**Source material:**
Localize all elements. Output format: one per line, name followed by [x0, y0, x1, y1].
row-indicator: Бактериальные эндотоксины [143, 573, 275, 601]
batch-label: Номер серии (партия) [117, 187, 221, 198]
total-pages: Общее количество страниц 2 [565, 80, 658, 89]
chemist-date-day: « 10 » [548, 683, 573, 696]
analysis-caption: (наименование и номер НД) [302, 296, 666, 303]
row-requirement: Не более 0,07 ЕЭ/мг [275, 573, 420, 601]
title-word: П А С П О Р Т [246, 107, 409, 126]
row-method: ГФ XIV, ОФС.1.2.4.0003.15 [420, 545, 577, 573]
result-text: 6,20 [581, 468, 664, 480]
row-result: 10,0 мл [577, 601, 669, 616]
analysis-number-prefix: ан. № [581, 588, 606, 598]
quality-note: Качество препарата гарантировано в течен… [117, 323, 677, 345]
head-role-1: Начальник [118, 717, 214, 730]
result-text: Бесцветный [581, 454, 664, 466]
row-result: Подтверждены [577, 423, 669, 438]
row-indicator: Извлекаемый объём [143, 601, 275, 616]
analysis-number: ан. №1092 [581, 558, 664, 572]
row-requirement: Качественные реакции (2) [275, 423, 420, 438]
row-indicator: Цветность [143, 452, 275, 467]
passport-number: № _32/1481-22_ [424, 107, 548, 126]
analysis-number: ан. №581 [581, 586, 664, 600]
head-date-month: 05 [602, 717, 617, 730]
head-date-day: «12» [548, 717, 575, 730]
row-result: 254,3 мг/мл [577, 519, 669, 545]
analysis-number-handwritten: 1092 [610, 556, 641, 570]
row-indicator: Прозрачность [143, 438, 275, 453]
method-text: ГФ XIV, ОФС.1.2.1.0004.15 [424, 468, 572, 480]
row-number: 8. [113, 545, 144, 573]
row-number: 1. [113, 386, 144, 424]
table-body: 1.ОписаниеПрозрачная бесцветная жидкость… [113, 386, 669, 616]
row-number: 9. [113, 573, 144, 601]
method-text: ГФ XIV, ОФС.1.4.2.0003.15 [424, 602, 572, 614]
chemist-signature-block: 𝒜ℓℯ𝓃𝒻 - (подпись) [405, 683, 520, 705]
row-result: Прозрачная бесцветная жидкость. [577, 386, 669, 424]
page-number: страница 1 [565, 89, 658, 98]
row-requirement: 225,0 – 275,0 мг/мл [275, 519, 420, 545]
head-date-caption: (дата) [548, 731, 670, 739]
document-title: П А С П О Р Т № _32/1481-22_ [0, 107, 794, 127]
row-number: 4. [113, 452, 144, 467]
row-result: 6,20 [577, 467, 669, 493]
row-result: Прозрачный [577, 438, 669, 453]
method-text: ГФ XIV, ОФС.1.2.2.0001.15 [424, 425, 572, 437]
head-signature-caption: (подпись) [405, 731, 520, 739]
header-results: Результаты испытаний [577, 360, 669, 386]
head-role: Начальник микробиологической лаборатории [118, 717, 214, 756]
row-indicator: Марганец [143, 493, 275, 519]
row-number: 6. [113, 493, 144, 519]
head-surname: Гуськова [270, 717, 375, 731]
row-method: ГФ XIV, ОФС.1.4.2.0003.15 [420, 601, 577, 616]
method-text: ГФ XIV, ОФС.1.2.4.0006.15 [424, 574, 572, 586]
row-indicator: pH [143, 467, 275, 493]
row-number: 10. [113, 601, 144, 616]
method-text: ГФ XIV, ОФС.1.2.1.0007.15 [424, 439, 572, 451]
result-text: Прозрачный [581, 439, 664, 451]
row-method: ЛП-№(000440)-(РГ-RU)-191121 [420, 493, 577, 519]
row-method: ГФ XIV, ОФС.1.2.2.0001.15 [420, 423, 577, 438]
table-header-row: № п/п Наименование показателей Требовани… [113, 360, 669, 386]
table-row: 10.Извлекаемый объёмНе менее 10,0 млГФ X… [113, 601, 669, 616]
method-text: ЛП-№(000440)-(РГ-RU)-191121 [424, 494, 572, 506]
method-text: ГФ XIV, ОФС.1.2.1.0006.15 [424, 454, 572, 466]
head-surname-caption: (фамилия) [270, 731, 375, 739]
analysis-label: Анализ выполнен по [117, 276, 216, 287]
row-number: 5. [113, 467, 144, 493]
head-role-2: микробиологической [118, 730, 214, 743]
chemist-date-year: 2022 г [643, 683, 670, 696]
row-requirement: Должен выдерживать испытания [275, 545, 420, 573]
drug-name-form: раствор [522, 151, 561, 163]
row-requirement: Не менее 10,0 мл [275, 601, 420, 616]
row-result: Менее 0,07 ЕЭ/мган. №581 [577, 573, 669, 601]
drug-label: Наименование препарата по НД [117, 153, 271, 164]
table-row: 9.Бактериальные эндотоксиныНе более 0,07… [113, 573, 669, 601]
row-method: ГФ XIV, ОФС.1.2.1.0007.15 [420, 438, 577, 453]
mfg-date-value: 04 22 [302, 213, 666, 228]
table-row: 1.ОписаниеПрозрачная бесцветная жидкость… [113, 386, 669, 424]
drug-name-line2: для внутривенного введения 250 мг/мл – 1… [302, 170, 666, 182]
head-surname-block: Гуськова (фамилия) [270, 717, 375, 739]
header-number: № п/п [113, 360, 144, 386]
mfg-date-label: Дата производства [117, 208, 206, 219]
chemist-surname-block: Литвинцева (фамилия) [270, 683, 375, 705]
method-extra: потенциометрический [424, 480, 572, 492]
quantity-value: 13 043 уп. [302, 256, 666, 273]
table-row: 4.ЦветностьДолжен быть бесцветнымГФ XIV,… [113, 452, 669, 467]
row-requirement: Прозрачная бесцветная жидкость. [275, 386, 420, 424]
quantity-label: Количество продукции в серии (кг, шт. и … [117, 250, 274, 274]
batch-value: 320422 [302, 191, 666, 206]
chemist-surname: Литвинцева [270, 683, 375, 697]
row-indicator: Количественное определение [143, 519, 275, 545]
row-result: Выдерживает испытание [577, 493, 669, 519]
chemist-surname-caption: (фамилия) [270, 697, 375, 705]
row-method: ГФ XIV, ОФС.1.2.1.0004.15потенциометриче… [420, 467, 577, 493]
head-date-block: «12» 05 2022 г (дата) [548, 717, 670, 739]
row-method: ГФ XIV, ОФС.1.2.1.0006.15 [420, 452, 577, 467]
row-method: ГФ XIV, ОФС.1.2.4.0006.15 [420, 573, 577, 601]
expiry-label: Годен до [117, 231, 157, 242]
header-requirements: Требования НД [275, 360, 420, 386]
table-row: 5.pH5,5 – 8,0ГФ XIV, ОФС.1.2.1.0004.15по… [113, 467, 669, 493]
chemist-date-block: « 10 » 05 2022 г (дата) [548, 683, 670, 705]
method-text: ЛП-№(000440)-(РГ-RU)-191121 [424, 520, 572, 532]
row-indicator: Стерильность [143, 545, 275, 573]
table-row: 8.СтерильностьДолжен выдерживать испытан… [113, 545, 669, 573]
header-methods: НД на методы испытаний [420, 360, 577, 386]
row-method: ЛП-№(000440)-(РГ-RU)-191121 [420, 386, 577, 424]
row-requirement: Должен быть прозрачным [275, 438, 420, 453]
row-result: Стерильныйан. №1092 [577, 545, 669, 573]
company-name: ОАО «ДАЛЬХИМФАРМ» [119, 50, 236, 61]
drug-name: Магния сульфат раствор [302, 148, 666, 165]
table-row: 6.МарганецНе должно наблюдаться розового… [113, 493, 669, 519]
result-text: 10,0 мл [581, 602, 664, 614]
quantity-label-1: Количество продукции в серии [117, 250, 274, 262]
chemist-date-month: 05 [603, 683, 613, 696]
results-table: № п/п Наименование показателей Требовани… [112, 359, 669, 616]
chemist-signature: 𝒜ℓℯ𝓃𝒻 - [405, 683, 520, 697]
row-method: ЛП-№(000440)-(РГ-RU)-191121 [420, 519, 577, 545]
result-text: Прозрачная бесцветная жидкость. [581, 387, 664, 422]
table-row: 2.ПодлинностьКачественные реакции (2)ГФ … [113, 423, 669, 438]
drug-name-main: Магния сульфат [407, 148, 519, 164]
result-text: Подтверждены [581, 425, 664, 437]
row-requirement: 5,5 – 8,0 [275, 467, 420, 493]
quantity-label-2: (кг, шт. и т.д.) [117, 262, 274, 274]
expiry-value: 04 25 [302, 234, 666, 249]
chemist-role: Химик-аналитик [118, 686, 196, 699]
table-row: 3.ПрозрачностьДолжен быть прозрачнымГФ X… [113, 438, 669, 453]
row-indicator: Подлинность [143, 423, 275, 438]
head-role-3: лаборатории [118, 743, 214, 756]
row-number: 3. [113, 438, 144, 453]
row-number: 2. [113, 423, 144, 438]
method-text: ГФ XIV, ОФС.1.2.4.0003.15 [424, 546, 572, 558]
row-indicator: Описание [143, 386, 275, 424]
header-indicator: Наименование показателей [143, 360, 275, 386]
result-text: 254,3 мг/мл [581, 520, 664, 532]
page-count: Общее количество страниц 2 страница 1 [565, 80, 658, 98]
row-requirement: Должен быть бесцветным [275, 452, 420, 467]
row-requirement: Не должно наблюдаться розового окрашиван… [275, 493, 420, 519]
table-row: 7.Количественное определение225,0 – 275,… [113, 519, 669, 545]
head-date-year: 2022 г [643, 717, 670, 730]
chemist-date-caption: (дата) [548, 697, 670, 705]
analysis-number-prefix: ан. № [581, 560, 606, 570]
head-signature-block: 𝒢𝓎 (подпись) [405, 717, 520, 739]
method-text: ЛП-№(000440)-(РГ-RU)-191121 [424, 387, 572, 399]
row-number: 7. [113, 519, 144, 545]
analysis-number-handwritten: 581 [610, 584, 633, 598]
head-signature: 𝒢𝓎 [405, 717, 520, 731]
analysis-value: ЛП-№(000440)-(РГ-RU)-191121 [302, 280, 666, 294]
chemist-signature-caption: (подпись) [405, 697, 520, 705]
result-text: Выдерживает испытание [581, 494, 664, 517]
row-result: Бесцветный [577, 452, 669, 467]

**Goal:** Rewrite the stretch of the records from the start through the line containing "head-date-caption: (дата) [548, 731, 670, 739]", changing every "row-indicator" to "row-label" and leaving all else as it is. Give only those lines.

**Solution:**
Localize all elements. Output format: one per line, name followed by [x0, y0, x1, y1].
row-label: Бактериальные эндотоксины [143, 573, 275, 601]
batch-label: Номер серии (партия) [117, 187, 221, 198]
total-pages: Общее количество страниц 2 [565, 80, 658, 89]
chemist-date-day: « 10 » [548, 683, 573, 696]
analysis-caption: (наименование и номер НД) [302, 296, 666, 303]
row-requirement: Не более 0,07 ЕЭ/мг [275, 573, 420, 601]
title-word: П А С П О Р Т [246, 107, 409, 126]
row-method: ГФ XIV, ОФС.1.2.4.0003.15 [420, 545, 577, 573]
result-text: 6,20 [581, 468, 664, 480]
row-result: 10,0 мл [577, 601, 669, 616]
analysis-number-prefix: ан. № [581, 588, 606, 598]
quality-note: Качество препарата гарантировано в течен… [117, 323, 677, 345]
head-role-1: Начальник [118, 717, 214, 730]
result-text: Бесцветный [581, 454, 664, 466]
row-result: Подтверждены [577, 423, 669, 438]
row-label: Извлекаемый объём [143, 601, 275, 616]
analysis-number: ан. №1092 [581, 558, 664, 572]
row-requirement: Качественные реакции (2) [275, 423, 420, 438]
row-label: Цветность [143, 452, 275, 467]
passport-number: № _32/1481-22_ [424, 107, 548, 126]
analysis-number: ан. №581 [581, 586, 664, 600]
head-date-month: 05 [602, 717, 617, 730]
head-date-day: «12» [548, 717, 575, 730]
row-result: 254,3 мг/мл [577, 519, 669, 545]
analysis-number-handwritten: 1092 [610, 556, 641, 570]
row-label: Прозрачность [143, 438, 275, 453]
method-text: ГФ XIV, ОФС.1.2.1.0004.15 [424, 468, 572, 480]
row-number: 8. [113, 545, 144, 573]
row-number: 1. [113, 386, 144, 424]
table-body: 1.ОписаниеПрозрачная бесцветная жидкость… [113, 386, 669, 616]
row-number: 9. [113, 573, 144, 601]
method-text: ГФ XIV, ОФС.1.4.2.0003.15 [424, 602, 572, 614]
chemist-signature-block: 𝒜ℓℯ𝓃𝒻 - (подпись) [405, 683, 520, 705]
row-result: Прозрачная бесцветная жидкость. [577, 386, 669, 424]
page-number: страница 1 [565, 89, 658, 98]
row-requirement: 225,0 – 275,0 мг/мл [275, 519, 420, 545]
head-date-caption: (дата) [548, 731, 670, 739]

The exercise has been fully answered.